In addition to targeted agricultural assistance, every family in GHI's program participates in a fourteen-week health and nutrition training course. Recognizing the complex nature of the problem of malnutrition, these classes also broach often taboo topics such as family planning and mental illness. GHI simultaneously trains health center leadership and community health workers in the prevention, identification, and treatment of malnutrition.

Partners

GHI works closely with the government of Rwanda, working within the rural health center system, and has been identified as a key partner in a national plan to eliminate malnutrition. Currently, GHI works with four health centers in |Rwanda's Gasabo district: Gikomero, Rubungo, Nyaconga, and Kayanga. In the Musanze district, it works with four health centers: Murandi, Gasiza, Shingiro, and Kinigi. GHI provides nutrition workshops to workers at these health centers through the ACCESS project and partners with the Segal Family Foundation to offer training to clinical partners throughout these regions.[5]

The organization also works with the European Union and UNICEF [6] to advocate for policies and programs that promote sustainable, nutrition-based agricultural practices as well as the integration of holistic, peer-based education into the prevention and treatment of malnutrition. GHI presented at the Rwandan Ministry of Health's 2011 and 2014 National Nutrition Summit, contributed to the National Strategy for the Transformation of Agriculture in 2013 and participated in the 2012 Skoll World Forum and the 2012 Opportunity Collaboration.

━━━━━━━━━━

* **Directions**
Write out, word for word, the part of the text about GHI's work in Rwanda that begins at the words "The organization also" and stops after "2012 Opportunity Collaboration.".

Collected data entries

━━━━━━━━━━

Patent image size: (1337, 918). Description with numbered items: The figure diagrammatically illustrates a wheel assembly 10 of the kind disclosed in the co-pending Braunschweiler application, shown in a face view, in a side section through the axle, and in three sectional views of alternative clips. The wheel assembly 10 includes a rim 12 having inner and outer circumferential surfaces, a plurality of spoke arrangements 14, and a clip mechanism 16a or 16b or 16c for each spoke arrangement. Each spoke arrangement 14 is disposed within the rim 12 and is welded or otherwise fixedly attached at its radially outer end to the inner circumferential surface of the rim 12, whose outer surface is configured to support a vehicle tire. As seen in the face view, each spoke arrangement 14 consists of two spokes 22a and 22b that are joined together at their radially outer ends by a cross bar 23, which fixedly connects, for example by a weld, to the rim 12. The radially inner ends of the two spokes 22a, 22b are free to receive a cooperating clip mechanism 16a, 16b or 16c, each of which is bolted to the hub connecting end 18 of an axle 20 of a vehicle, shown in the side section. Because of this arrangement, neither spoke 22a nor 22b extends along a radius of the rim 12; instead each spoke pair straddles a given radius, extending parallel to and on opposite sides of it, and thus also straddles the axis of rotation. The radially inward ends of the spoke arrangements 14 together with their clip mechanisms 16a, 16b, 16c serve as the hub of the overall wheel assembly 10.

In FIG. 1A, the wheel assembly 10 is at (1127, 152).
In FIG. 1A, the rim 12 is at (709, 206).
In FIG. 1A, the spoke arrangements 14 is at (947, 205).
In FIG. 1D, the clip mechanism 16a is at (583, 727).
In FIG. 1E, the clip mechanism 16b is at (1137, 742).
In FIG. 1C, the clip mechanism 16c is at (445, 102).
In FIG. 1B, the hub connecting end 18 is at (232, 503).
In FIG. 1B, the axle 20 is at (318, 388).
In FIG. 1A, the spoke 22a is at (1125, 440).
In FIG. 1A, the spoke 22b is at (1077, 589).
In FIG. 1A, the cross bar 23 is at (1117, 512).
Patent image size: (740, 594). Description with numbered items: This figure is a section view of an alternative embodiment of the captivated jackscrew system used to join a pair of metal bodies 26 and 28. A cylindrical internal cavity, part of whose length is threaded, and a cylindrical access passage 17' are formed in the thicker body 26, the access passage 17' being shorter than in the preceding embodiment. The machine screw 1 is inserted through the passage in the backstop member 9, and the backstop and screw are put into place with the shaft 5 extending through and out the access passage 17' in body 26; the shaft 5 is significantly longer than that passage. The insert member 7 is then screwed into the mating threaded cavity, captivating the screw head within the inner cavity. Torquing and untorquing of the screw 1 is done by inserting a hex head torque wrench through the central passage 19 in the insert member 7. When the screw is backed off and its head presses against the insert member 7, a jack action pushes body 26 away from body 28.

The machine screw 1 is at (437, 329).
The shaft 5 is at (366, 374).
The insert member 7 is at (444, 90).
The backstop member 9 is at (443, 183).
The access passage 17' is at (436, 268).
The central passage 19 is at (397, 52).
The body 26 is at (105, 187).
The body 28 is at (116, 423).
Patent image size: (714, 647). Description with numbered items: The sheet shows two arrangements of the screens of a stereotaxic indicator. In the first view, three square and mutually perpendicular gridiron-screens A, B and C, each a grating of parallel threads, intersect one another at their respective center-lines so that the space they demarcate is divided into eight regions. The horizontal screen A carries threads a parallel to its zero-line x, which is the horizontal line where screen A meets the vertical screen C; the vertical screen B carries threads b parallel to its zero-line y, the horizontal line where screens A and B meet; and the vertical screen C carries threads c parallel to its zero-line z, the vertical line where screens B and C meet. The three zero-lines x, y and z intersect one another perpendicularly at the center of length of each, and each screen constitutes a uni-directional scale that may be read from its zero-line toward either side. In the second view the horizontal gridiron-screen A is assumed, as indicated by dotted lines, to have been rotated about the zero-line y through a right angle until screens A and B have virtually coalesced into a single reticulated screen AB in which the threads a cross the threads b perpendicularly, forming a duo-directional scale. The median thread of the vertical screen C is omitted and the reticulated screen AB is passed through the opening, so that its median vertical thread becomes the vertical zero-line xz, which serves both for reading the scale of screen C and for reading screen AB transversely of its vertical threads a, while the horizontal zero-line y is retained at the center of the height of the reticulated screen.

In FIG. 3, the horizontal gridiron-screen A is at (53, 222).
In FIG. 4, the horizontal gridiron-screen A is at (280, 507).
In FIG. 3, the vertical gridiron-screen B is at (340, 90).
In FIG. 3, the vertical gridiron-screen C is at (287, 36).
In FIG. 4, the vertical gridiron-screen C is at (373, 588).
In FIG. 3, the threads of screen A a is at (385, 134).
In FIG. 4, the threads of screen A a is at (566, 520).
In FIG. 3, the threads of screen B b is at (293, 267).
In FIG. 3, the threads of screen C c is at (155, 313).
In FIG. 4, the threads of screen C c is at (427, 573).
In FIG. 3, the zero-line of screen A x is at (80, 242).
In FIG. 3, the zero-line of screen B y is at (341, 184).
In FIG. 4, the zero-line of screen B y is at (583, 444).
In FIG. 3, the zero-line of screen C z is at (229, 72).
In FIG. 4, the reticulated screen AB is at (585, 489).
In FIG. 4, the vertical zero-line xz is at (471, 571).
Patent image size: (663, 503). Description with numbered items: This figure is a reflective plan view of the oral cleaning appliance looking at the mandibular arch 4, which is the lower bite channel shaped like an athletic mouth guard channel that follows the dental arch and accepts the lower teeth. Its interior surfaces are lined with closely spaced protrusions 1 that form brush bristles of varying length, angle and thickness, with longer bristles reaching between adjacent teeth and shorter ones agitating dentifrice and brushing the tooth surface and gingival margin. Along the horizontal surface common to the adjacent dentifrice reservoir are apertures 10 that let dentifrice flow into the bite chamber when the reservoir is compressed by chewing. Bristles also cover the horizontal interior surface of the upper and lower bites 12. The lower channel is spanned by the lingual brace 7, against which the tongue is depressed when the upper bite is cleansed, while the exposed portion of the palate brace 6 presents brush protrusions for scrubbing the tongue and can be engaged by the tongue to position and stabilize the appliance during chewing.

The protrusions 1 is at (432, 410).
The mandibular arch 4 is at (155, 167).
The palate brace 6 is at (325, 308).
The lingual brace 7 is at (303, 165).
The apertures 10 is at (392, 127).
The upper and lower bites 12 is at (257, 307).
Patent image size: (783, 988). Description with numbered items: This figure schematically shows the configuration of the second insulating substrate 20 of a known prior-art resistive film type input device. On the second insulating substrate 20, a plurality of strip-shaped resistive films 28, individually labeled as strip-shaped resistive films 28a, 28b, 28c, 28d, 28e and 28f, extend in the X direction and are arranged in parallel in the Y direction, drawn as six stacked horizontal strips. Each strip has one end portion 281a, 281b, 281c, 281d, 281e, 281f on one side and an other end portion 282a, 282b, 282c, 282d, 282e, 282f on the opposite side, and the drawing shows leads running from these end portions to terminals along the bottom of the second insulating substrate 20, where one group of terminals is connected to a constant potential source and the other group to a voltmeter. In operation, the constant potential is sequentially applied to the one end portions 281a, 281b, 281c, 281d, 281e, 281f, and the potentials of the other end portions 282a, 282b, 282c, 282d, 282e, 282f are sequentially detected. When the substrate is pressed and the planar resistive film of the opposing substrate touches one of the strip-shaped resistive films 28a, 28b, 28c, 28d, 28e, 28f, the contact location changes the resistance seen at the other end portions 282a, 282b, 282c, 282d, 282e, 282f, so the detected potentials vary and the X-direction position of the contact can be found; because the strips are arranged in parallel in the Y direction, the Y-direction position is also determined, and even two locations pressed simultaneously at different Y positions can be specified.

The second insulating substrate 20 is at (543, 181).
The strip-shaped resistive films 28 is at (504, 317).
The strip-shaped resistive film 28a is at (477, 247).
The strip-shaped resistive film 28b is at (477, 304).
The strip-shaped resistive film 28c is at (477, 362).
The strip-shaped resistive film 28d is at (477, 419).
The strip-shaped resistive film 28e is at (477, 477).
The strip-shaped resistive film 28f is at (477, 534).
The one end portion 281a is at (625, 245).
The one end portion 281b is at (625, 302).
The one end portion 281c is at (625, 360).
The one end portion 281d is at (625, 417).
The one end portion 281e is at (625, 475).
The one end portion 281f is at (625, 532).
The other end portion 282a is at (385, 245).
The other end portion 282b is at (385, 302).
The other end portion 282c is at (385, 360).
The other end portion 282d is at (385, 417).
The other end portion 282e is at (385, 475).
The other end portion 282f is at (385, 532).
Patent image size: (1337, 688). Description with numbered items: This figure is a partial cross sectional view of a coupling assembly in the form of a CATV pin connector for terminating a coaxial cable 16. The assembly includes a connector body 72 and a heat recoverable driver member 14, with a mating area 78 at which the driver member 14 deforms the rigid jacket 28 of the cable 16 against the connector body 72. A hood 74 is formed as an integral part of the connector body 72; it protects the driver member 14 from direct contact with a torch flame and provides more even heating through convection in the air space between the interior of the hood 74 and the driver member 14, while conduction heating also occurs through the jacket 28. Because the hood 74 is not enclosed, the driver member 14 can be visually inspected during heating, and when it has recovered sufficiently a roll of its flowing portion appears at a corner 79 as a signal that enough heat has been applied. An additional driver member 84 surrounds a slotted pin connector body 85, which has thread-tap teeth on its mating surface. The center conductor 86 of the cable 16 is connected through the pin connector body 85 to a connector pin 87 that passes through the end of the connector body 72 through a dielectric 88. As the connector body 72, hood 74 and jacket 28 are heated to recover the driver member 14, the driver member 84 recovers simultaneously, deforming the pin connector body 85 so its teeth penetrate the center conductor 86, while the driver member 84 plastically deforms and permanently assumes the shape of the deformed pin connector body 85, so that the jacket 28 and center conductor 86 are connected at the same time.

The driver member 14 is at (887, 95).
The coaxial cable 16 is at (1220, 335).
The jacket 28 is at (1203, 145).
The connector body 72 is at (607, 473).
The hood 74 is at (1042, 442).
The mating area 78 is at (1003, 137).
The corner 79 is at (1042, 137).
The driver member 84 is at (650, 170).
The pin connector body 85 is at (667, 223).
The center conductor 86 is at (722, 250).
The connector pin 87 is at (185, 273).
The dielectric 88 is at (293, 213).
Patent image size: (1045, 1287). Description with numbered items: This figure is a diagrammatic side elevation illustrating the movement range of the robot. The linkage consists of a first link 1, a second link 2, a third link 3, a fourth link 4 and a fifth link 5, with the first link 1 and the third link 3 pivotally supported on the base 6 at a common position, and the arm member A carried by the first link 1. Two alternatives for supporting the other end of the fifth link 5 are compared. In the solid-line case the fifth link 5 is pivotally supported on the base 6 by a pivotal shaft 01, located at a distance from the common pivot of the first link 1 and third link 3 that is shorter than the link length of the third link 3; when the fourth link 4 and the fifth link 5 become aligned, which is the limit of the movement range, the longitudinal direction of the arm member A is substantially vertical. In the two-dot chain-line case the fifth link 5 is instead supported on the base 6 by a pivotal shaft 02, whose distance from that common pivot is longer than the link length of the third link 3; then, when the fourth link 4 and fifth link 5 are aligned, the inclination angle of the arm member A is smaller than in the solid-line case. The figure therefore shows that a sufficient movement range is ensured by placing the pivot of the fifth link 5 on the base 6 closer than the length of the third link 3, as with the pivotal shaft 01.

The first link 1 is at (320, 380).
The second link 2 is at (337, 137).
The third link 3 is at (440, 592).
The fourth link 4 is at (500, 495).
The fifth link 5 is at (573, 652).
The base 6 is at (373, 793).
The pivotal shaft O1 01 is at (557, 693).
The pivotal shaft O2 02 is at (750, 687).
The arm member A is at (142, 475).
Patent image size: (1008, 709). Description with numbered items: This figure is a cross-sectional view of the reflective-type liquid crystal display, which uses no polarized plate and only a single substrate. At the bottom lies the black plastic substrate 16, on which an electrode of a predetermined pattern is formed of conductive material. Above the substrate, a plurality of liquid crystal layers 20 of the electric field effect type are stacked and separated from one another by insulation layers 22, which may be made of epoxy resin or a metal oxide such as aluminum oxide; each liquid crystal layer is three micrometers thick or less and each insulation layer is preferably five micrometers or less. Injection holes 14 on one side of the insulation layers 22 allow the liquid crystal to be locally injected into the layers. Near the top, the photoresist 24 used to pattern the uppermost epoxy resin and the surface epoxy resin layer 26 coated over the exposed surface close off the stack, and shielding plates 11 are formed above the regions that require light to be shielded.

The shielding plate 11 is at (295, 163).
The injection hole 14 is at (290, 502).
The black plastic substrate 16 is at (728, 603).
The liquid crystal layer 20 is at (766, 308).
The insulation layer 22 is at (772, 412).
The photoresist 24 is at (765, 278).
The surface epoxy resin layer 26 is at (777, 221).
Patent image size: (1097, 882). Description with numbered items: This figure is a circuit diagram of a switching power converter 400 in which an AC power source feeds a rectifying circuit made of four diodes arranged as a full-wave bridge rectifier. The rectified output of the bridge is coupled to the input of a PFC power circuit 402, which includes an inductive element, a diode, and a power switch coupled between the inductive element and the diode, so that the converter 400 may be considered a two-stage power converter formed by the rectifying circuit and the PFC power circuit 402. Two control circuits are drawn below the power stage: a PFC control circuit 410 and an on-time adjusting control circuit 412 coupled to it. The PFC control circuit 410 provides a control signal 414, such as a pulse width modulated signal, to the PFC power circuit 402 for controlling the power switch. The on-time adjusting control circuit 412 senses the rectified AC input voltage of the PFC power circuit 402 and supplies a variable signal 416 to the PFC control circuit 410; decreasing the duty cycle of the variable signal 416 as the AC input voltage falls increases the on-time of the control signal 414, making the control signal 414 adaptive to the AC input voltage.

━━━━━━━━━━

* **Task output**
The organization also works with the European Union and UNICEF [6] to advocate for policies and programs that promote sustainable, nutrition-based agricultural practices as well as the integration of holistic, peer-based education into the prevention and treatment of malnutrition. GHI presented at the Rwandan Ministry of Health's 2011 and 2014 National Nutrition Summit, contributed to the National Strategy for the Transformation of Agriculture in 2013 and participated in the 2012 Skoll World Forum and the 2012 Opportunity Collaboration.